:: TEXTO FORNECIDO ::

O tratamento da EM não consiste apenas do uso de medicações que alterem a evolução da doença, mas também de técnicas e substâncias que visem à melhora da qualidade de vida do paciente, em especial o alivio das contrações mantidas, dos espasmos dolorosos e dos quadros distônicos.
Entre estes meios terapêuticos, encontra-se a toxina botulínica (BnT). A BnT, em uso na medicina clínica desde 1977, constitui-se na toxina mais potente conhecida. Seus efeitos consistem na paralisia, temporária, dos músculos injetados. A BnT age nas terminações nervosas entre o nervo e o músculo (junções neuromusculares), impedindo a liberação de um neurotransmissor (uma substância que se liga a moléculas receptoras no sistema nervoso), a acetilcolina (ACh) nos receptores do músculo, assim impedindo a contração muscular. Há 7 tipos, ou isoformas, de BnT, e no Brasil é usada somente a tipo A.
A BnT, após ser diluída em soro fisiológico a 0.9%, deve ser aplicada diretamente no músculo envolvido. Por ser aplicação, é feita com seringa e agulha, e pode doer um pouco. A aplicação deve ser realizada por médico treinado, e somente nos pacientes que tiverem indicação de receber a medicação. O procedimento pode ser feito em consultório, e não necessita de anestesia.

:::

■ **DESCRIÇÃO DO PROBLEMA**: Por favor, dê continuidade ao texto sobre o uso da toxina botulínica no tratamento da EM, começando logo após a última frase apresentada.

:: REGISTROS FORNECIDOS ::

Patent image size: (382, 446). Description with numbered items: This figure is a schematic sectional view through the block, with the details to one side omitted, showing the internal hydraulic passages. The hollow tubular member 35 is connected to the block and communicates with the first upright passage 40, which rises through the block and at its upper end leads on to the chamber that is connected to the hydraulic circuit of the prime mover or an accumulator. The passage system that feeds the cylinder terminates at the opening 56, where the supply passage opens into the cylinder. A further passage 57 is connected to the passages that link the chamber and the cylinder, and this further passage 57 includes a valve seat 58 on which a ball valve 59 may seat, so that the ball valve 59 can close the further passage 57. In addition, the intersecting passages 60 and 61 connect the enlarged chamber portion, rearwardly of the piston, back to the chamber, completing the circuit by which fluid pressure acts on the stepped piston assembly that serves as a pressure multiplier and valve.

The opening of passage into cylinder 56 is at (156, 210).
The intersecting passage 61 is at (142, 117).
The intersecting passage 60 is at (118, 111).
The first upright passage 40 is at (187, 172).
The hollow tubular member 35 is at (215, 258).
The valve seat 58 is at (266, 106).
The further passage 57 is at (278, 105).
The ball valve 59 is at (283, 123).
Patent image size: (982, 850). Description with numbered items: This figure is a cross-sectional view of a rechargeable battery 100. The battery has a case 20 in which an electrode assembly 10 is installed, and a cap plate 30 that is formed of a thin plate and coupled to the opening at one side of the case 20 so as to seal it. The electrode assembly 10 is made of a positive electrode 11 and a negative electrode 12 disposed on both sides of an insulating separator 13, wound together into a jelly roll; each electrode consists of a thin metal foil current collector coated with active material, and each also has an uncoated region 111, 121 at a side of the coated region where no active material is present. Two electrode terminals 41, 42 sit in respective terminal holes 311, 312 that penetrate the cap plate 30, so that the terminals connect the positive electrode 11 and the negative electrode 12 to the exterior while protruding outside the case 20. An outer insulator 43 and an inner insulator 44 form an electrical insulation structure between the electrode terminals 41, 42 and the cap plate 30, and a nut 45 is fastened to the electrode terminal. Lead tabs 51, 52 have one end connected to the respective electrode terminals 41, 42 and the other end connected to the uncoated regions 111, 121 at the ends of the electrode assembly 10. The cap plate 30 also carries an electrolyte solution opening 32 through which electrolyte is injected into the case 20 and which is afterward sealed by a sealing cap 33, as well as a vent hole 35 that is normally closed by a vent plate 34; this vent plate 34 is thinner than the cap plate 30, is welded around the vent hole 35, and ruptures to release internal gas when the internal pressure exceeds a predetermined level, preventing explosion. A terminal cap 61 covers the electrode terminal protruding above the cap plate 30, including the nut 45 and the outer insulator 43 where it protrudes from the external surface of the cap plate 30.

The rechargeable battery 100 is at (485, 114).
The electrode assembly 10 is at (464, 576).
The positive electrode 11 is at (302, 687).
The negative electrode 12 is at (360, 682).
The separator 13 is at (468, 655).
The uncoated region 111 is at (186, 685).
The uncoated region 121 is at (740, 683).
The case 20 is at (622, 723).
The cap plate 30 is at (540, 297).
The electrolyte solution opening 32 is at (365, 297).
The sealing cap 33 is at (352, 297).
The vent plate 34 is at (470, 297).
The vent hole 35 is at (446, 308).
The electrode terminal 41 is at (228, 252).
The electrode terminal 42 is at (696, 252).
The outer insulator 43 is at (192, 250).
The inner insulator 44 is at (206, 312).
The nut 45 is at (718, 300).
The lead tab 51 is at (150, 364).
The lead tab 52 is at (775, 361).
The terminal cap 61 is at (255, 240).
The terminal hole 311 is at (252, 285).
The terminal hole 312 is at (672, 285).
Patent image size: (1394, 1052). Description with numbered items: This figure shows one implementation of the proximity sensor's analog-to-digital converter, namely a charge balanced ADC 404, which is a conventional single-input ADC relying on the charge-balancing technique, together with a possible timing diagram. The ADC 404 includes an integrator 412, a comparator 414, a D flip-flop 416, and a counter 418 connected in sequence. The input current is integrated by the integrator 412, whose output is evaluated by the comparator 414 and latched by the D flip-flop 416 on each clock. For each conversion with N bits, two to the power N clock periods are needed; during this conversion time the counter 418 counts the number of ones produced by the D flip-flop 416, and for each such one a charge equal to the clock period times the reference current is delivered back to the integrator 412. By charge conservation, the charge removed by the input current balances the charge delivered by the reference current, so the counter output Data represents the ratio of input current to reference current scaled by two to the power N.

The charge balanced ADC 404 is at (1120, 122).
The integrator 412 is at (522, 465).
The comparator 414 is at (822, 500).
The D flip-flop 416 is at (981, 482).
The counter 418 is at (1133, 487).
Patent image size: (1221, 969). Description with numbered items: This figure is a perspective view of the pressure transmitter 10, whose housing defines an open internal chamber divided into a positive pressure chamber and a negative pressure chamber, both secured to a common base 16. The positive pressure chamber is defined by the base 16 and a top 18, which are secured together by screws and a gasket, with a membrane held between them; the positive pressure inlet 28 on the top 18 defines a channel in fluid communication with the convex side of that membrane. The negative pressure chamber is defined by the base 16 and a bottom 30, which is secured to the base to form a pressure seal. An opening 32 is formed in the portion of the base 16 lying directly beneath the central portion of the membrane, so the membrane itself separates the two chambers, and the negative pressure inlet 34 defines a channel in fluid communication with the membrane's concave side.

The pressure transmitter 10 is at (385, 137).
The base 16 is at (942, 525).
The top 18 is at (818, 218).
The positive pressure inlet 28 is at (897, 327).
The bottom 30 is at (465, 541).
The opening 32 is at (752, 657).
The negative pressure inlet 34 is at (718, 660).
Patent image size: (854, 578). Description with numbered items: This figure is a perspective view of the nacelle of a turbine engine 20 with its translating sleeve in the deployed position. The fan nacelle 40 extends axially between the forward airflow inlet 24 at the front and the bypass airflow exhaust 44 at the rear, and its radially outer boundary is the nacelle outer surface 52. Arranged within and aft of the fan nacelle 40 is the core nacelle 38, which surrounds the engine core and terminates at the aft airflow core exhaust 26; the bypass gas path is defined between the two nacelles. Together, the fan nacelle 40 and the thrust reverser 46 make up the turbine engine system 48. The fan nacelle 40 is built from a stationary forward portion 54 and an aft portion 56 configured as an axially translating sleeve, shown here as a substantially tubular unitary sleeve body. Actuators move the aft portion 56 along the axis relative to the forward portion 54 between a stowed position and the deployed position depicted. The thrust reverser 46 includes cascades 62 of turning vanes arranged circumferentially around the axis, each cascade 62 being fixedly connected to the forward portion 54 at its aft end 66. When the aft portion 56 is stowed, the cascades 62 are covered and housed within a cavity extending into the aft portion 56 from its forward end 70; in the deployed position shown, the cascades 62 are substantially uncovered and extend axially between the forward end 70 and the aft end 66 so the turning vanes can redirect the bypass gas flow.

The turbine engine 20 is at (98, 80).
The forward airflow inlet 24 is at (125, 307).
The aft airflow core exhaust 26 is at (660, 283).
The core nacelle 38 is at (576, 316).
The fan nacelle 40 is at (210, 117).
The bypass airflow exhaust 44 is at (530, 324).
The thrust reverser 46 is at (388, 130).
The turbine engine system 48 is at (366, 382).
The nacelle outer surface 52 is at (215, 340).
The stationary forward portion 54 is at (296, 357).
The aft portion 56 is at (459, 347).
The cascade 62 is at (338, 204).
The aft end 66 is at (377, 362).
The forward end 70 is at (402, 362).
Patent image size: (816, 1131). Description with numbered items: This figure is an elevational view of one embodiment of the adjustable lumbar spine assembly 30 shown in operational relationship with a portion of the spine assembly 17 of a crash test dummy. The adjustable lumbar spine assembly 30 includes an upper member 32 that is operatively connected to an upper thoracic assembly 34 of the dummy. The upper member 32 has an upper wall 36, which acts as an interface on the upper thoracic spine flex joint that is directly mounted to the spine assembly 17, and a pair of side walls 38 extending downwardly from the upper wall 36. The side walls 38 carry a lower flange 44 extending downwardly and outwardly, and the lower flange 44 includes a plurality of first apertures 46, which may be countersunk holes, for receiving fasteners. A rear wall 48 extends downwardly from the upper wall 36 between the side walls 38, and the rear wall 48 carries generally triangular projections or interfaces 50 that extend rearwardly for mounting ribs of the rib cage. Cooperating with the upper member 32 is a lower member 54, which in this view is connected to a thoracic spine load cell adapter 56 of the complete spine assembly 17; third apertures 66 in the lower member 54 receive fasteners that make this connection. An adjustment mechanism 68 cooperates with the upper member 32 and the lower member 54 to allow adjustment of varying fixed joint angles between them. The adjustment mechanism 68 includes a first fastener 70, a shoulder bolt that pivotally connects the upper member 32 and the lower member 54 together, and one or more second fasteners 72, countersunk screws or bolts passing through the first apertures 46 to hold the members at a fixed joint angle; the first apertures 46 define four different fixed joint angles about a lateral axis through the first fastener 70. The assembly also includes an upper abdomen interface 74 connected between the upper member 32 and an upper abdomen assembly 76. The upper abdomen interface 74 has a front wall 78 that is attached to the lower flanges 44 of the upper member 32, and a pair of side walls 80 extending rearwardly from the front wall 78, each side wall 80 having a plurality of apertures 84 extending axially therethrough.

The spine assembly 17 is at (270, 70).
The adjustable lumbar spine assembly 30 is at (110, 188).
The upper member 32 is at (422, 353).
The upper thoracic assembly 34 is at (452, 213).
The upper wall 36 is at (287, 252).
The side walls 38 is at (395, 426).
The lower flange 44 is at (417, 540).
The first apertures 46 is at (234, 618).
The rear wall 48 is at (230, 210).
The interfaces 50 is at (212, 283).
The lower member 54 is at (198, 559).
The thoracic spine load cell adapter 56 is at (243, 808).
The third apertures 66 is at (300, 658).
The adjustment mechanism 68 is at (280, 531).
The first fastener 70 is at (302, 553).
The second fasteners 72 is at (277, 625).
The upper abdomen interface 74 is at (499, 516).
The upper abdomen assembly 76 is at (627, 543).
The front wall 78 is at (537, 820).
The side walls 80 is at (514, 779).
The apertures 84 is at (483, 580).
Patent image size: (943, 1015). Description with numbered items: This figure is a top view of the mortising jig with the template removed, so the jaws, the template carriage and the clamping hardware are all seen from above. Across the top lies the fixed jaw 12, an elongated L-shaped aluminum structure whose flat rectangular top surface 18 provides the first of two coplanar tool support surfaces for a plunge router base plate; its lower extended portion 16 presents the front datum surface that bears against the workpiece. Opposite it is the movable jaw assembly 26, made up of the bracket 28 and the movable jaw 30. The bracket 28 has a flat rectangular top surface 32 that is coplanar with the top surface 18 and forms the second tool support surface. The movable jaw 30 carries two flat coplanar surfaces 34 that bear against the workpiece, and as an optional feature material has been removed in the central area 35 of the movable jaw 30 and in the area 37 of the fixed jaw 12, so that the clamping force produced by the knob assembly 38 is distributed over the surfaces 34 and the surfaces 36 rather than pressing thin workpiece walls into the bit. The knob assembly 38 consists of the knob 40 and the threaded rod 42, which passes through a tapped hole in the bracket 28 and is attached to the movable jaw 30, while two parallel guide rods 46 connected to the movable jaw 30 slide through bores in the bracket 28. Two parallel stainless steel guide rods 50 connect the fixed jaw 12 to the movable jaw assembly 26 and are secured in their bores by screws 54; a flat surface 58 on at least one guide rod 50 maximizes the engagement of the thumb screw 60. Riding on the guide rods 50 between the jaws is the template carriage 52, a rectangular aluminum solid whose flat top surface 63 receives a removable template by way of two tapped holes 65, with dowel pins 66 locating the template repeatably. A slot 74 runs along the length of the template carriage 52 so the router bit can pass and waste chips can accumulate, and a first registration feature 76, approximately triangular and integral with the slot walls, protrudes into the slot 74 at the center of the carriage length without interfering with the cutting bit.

:::

■ **RESPOSTA**:
Quais as indicações do uso de toxina botulínica?
Conforme discutido acima, a BnT deve ser usada quando há evidência de contrações musculares involuntárias ou espasticidade, com dor e incapacidade. Há a necessidade de uma avaliação médica especializada antes da aplicação, para podermos determinar doses (em unidades), pontos de aplicação e músculos a serem aplicados.
As doses são calculadas pelo médico com base nas recomendações internacionais, no tamanho do músculo, na toxina em uso (há 4 toxinas tipo A em uso no Brasil com indicação para pacientes com EM), em aplicações anteriores (se houver), e na própria experiência do médico, e não há “receita de bolo”, e um mesmo paciente pode acabar recebendo doses diferentes de toxina em aplicações diferentes.
Todos os músculos devem ser injetados em uma mesma sessão (que pode durar minutos), e cada aplicação deve ser seguida por outra somente após um mínimo de 3 meses, para evitar a produção de anticorpos contra a BnT (o que ocorre raramente, mas ocorre!).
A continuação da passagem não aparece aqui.